### Document excerpt
══════

Mirror reflection library: Factories and factory generators in-depth

Mirror reflection library 0.5.13

Factory generator utility

Introduction

This part of the documentation deals more in-depth with the topic of factories both generally and more specifically with those generated by Mirror's factory generator utility. Brief overview of the generator can be found in Factory generator utility.

Factory patterns

The concrete factory, abstract factory, factory method and other related patterns are well established solutions to recurring object instantiation problems in software design. These design patterns separate the user of the created, possibly polymorphic object from the method and details of its construction.

The product type can have multiple constructors, taking different sets of arguments. In some cases it is desirable, that the decision which constructor is to be used is made only at run-time just immediately before the construction, not at the time of compilation. Nor should the factory require the product to have a constructor with a specific signature, for example the default or copy constructor. The sources supplying arguments for the construction may vary; argument values may be converted from a dataset which is a result of an SQL database query or from an XML stream or may be entered by the user from some kind of user interface, etc. Existing instances, from an object pool, may also be used as arguments for the construction of new instances.

The sources supplying arguments for the construction may vary; argument values may be converted from a dataset which is a result of an SQL database query or from an XML stream or may be entered by the user from some kind of user interface, etc.

Manually implemented factories

Let us consider the following simple class modeling a vector or point in three-dimensional space. For the sake of simplicity the class has three public floating point data member variables storing the values of the x, y and z coordinate. It also has three explicitly defined constructors and the implicit copy constructor. Thus there are four ways how to construct a new instance of vector; default construction initializing all coordinates to zero, initialization of all coordinates with a single value, initialization of all coordinates separately and copy construction making the new vector a copy of another existing instance of vector:

  struct vector
  {
    double x,y,z;
    vector(void): x(0.0), y(0.0), z(0.0) { }
    vector(double _w): x(_w), y(_w), z(_w) { }
    vector(double _x, double _y, double _z): x(_x), y(_y), z(_z){}
  };

A hand-coded factory for the vector type allowing to select the constructors at run-time and to specify the source of constructor arguments might look as shown in the following pseudo-code. For the sake of simplicity this implementation does not allow existing instances to be used as arguments for (copy) construction. This feature will be addressed later.

══════

### Data segment
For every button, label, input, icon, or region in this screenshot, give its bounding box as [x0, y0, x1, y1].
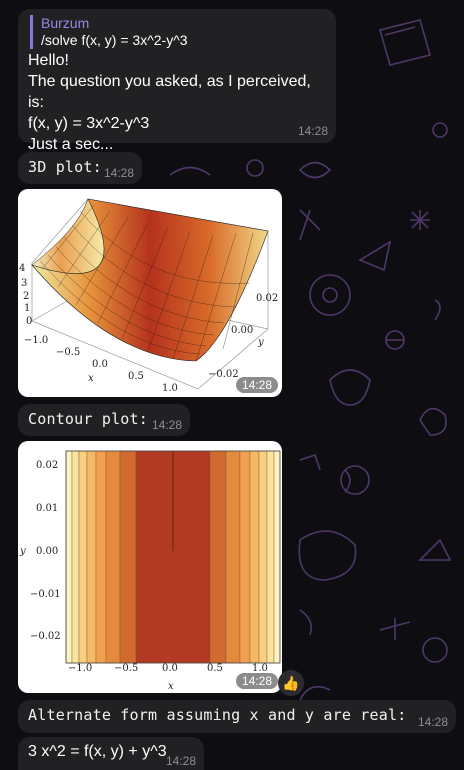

══════

### Given problem
In the Mirror factories page:
1. Which version of the Mirror reflection library does it cover?
2. How many explicitly defined constructors does the vector class have?
3. Which feature does the hand-coded factory leave out for the sake of simplicity?
Rely only on the text for these answers.

### Full output
1. 0.5.13
2. Three
3. Using existing instances as arguments for (copy) construction